[Entries taken from a collection]
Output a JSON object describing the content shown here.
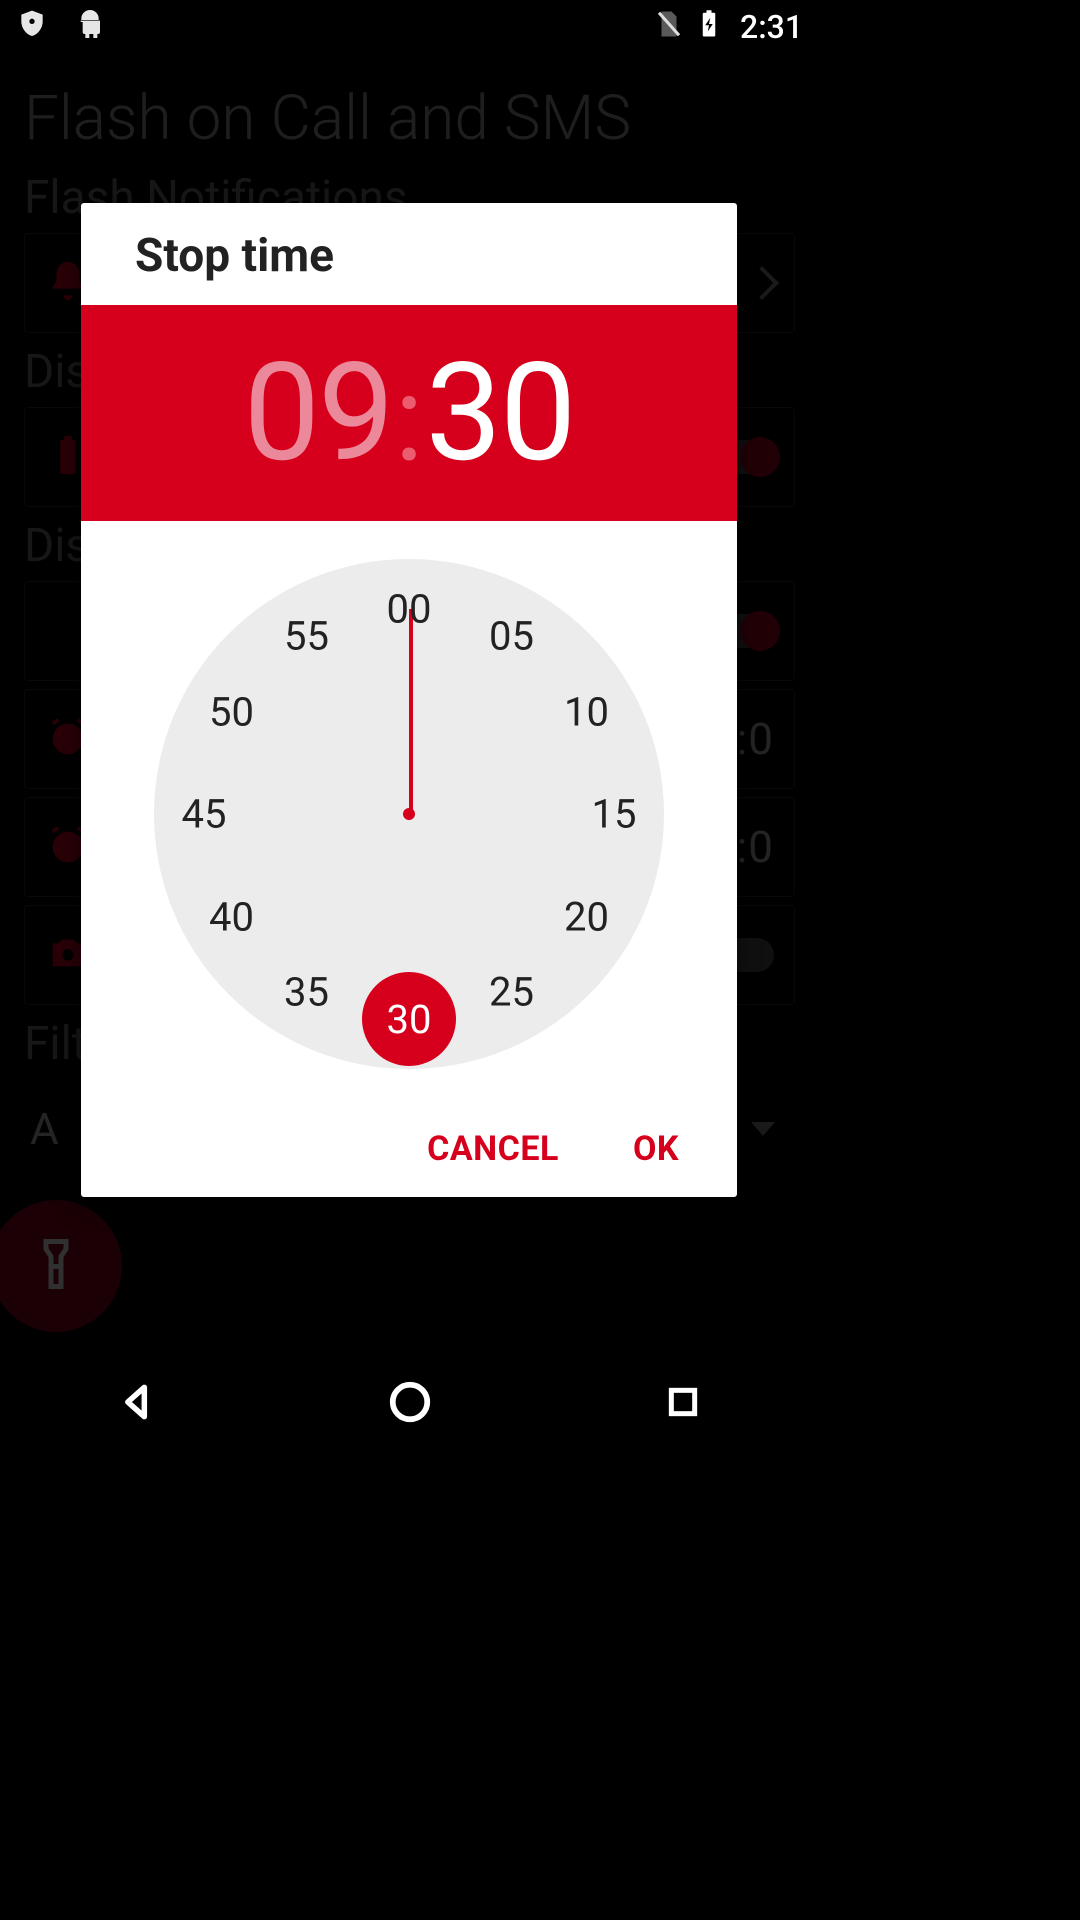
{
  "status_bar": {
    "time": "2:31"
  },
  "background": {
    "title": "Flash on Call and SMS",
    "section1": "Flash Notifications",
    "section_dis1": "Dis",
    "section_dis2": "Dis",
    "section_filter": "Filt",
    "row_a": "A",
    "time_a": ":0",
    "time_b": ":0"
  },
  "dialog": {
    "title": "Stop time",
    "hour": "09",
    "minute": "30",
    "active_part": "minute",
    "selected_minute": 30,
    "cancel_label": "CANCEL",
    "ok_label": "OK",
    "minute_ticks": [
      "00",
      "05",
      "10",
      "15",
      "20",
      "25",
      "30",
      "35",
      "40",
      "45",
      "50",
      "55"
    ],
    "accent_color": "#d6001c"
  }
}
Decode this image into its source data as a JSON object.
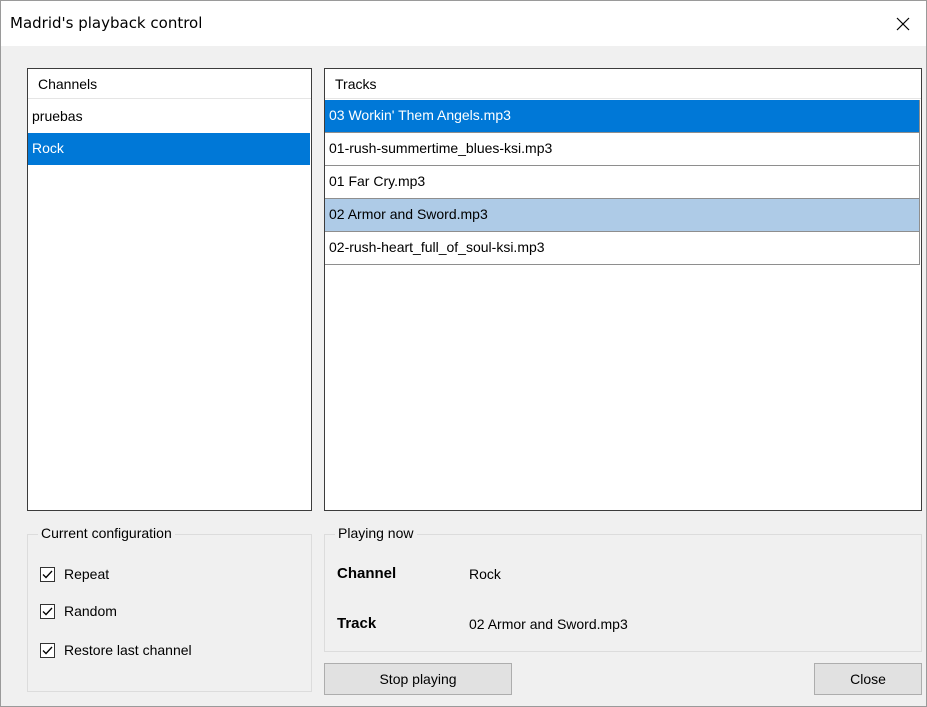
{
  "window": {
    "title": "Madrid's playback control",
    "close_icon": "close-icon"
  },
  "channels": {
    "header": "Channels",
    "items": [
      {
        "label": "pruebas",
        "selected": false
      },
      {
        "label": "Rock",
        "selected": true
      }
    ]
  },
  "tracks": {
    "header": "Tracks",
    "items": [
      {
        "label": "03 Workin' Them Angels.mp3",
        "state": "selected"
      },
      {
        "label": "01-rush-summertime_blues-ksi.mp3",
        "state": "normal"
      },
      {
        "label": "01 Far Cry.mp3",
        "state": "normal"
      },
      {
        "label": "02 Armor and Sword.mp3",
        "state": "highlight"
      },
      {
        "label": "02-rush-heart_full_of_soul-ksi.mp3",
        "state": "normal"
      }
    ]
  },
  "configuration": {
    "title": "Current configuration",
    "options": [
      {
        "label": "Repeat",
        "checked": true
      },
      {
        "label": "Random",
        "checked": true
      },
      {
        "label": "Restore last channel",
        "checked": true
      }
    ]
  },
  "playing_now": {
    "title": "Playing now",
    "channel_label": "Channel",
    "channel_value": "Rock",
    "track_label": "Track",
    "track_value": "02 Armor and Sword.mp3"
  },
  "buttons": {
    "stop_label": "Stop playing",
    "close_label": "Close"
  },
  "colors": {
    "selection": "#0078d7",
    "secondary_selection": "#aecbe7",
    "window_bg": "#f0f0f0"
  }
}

▶ [EXERCISE AIM] In the entries above, count each line with "rush"; reply with the total only.

▶ [OUTPUT FOR THIS EXERCISE] 2